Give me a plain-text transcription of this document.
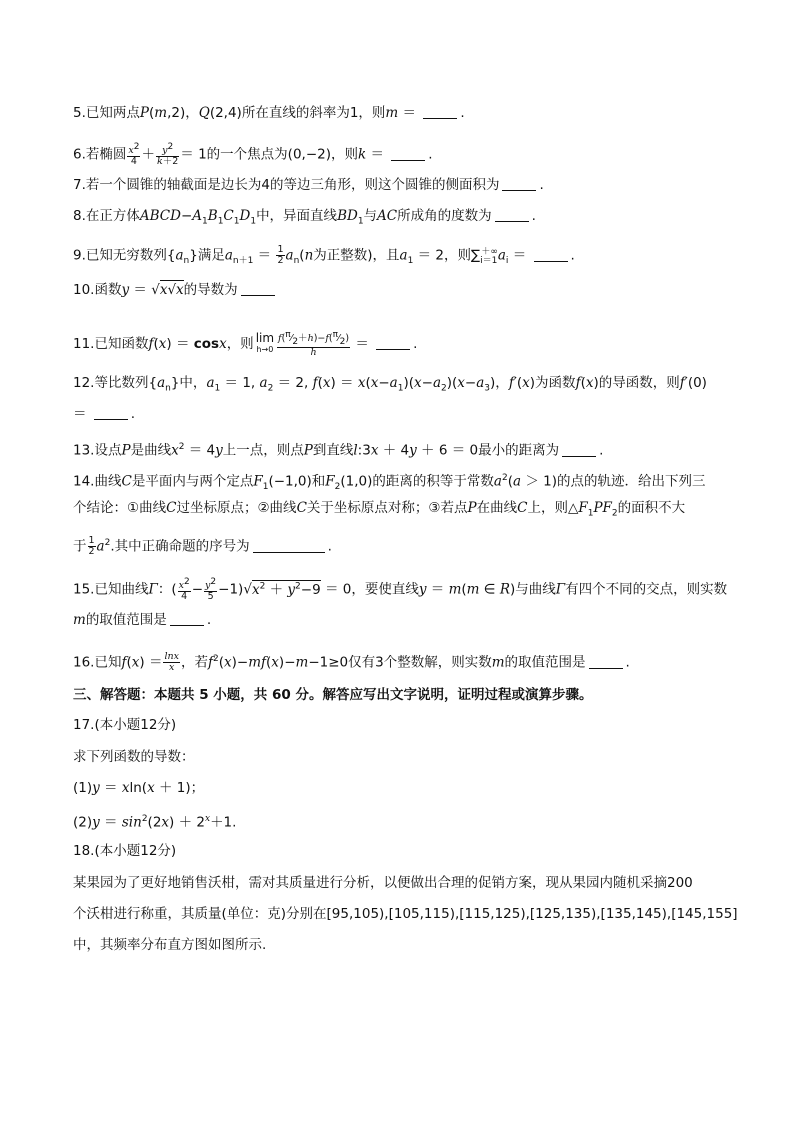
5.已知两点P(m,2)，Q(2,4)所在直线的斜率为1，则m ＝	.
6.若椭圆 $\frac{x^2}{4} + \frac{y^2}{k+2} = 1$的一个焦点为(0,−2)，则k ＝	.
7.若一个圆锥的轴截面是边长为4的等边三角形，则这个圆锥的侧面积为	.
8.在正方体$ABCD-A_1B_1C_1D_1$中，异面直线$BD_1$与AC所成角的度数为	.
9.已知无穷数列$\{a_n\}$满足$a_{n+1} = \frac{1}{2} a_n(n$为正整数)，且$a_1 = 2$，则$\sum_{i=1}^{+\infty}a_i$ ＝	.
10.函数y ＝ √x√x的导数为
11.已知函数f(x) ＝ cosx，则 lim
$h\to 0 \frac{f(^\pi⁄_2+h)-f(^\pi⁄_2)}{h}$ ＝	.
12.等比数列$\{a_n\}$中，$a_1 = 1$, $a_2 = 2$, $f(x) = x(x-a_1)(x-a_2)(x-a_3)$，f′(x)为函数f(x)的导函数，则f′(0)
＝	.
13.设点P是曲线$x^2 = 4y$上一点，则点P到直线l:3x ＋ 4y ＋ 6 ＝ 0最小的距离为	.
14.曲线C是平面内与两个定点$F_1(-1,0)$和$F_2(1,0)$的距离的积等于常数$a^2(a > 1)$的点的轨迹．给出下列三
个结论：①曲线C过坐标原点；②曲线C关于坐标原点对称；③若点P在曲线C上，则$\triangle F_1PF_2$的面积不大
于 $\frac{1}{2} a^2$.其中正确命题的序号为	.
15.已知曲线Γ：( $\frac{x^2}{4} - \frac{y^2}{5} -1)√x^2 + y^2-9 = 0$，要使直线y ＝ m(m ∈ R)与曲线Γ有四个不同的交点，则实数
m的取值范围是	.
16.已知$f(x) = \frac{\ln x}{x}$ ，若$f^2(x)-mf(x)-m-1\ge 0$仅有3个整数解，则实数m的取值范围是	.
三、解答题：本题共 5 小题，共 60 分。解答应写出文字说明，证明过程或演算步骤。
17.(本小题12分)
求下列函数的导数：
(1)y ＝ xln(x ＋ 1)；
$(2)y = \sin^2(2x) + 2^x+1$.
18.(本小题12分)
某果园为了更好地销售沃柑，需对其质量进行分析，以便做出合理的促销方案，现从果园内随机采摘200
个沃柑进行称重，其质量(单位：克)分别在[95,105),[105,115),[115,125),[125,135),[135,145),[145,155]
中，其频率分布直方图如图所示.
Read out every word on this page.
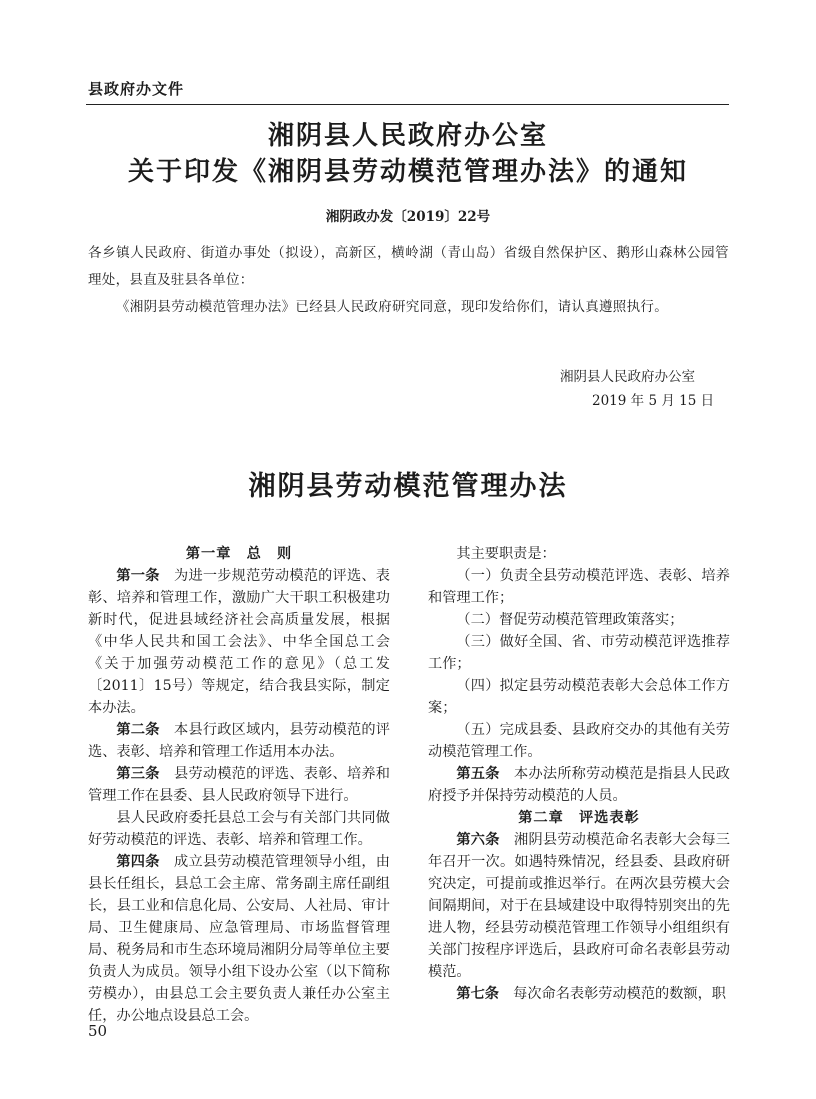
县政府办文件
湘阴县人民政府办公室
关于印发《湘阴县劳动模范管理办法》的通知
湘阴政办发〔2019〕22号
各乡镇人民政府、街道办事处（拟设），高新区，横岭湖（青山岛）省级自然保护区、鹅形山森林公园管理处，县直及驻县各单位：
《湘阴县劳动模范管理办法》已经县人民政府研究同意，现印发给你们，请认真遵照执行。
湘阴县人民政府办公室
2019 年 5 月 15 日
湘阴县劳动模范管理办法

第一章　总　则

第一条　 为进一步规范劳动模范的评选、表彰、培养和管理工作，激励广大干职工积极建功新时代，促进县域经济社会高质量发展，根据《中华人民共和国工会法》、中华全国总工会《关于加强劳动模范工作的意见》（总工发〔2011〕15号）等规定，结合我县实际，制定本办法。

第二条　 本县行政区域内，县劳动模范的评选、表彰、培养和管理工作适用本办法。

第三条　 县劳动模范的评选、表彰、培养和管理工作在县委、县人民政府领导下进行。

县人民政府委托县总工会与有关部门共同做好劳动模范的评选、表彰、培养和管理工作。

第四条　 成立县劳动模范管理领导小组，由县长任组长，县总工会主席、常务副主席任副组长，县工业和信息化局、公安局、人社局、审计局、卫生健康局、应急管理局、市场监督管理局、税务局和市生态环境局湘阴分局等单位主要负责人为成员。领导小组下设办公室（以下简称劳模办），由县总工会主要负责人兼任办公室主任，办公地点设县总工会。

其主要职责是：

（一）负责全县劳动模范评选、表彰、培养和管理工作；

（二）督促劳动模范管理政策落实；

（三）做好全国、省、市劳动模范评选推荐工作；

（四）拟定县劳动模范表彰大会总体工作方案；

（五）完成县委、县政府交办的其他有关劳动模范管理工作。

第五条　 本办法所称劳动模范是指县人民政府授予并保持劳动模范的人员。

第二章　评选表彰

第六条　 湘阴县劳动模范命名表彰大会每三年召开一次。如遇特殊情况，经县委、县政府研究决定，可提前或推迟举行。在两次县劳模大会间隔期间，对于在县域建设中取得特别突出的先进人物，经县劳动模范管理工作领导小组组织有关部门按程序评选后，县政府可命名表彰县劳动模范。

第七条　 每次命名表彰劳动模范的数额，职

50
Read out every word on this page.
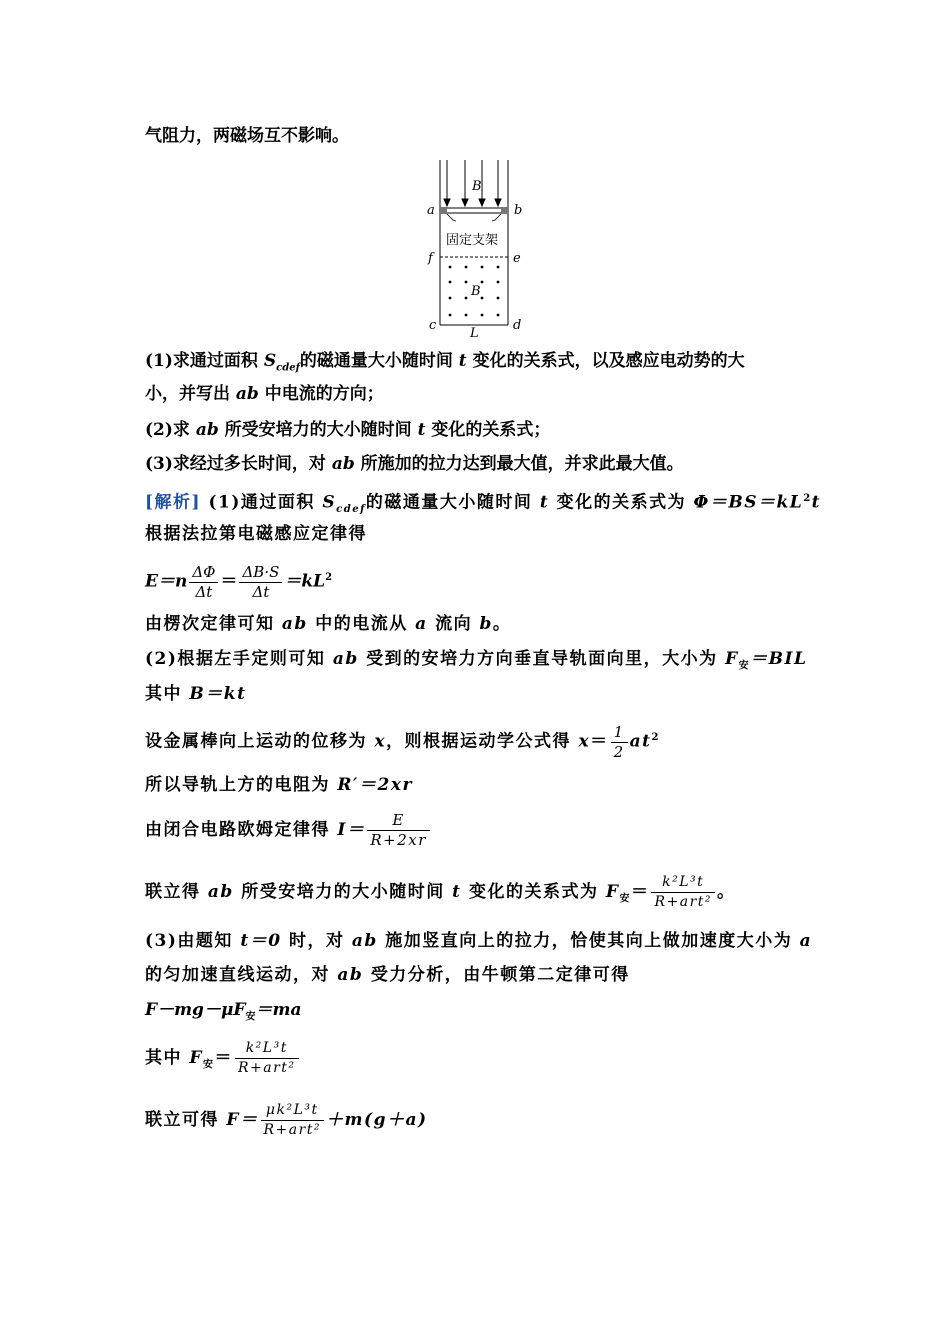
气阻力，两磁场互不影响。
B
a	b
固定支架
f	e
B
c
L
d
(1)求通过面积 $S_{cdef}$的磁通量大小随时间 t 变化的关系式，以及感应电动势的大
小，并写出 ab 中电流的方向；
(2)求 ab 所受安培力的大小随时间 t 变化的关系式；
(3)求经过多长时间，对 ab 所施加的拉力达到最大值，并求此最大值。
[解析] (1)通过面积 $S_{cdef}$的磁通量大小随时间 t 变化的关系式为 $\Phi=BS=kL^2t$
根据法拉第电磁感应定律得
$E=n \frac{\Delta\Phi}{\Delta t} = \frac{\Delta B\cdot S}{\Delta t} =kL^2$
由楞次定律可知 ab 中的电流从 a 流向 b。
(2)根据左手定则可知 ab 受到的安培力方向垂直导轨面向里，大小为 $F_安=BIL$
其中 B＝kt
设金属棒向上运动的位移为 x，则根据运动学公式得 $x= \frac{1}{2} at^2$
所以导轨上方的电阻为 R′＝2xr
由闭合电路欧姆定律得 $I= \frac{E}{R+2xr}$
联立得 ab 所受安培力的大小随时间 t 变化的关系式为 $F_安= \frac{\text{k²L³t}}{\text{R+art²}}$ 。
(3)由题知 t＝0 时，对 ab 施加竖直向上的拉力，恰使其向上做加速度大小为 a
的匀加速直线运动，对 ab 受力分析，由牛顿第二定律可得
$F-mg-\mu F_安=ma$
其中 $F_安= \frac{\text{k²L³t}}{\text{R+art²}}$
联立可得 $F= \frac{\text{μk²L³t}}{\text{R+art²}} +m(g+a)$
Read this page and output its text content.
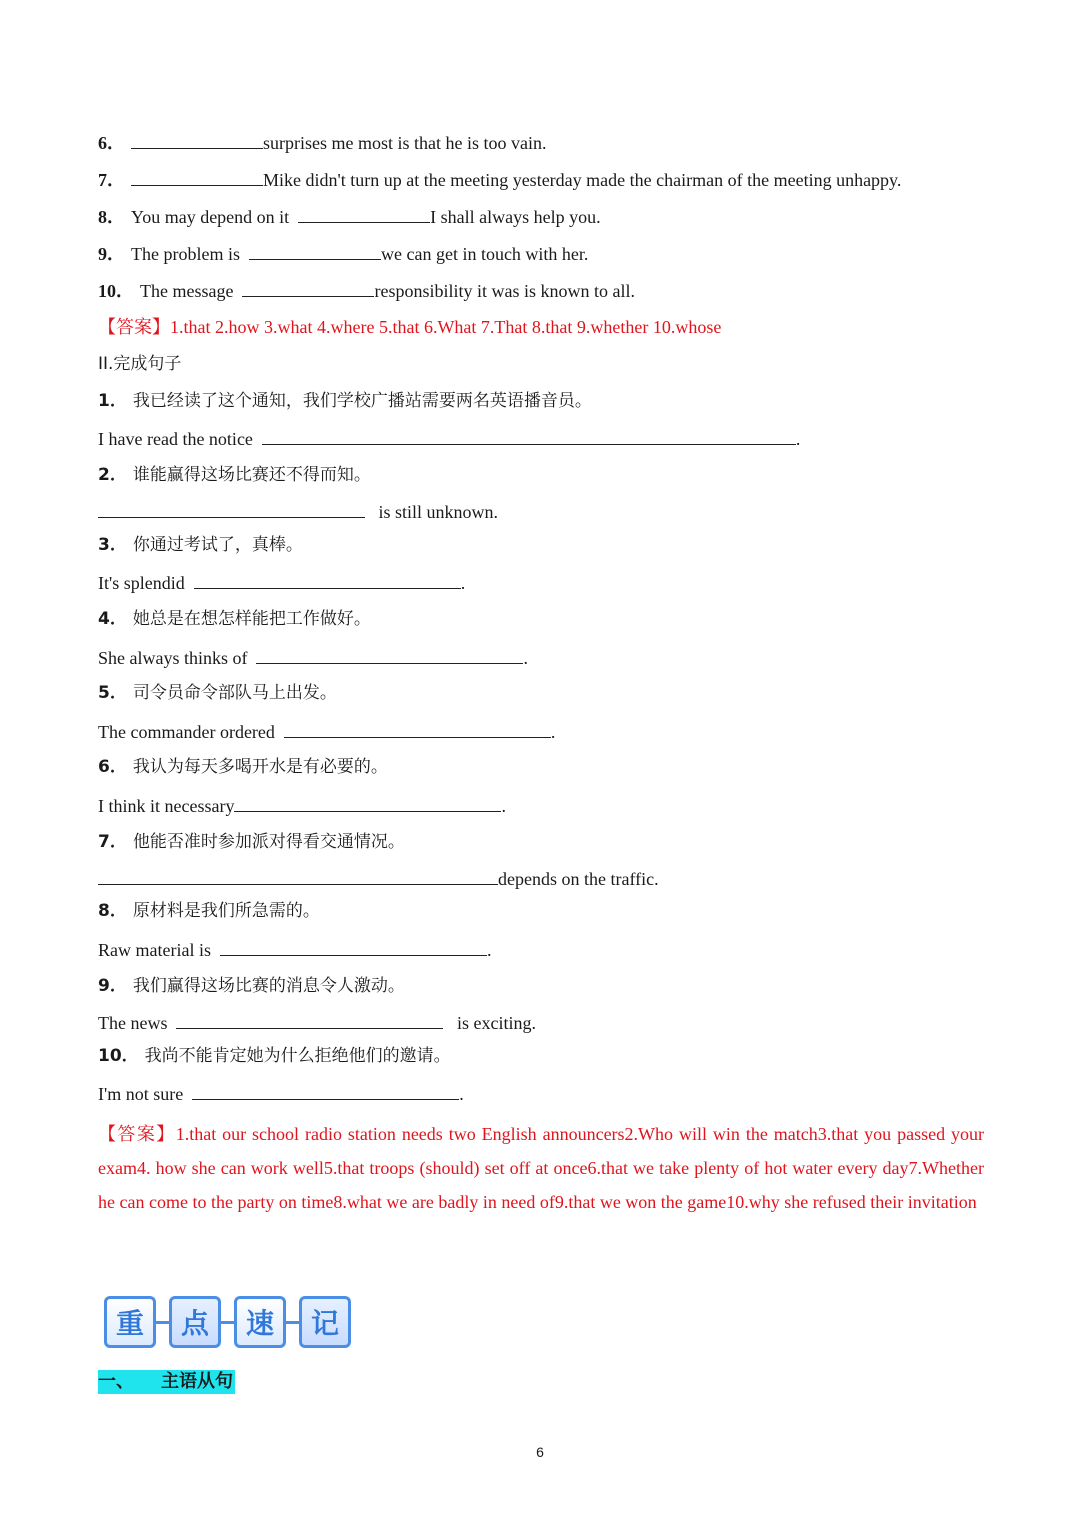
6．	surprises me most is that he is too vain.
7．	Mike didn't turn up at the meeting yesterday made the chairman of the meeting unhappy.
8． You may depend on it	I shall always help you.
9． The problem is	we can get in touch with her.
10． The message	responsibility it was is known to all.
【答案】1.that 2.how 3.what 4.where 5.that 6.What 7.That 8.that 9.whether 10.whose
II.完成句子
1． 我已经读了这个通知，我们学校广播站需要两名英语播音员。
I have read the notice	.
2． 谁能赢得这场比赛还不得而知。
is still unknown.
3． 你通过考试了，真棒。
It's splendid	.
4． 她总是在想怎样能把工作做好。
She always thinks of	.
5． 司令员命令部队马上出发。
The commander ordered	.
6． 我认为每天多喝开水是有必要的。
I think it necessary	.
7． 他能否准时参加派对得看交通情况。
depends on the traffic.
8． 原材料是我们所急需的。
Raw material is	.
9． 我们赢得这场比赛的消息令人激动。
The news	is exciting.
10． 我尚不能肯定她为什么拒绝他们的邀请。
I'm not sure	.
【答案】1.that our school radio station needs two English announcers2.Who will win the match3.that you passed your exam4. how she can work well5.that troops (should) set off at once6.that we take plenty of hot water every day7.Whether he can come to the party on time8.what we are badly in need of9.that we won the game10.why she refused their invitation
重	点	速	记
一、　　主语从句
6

**Problem:**
The word "的磁通量大小随时间" may occur in lines of the records. Report how many such lines there are, giving only the number.

**Solution for this task:**
2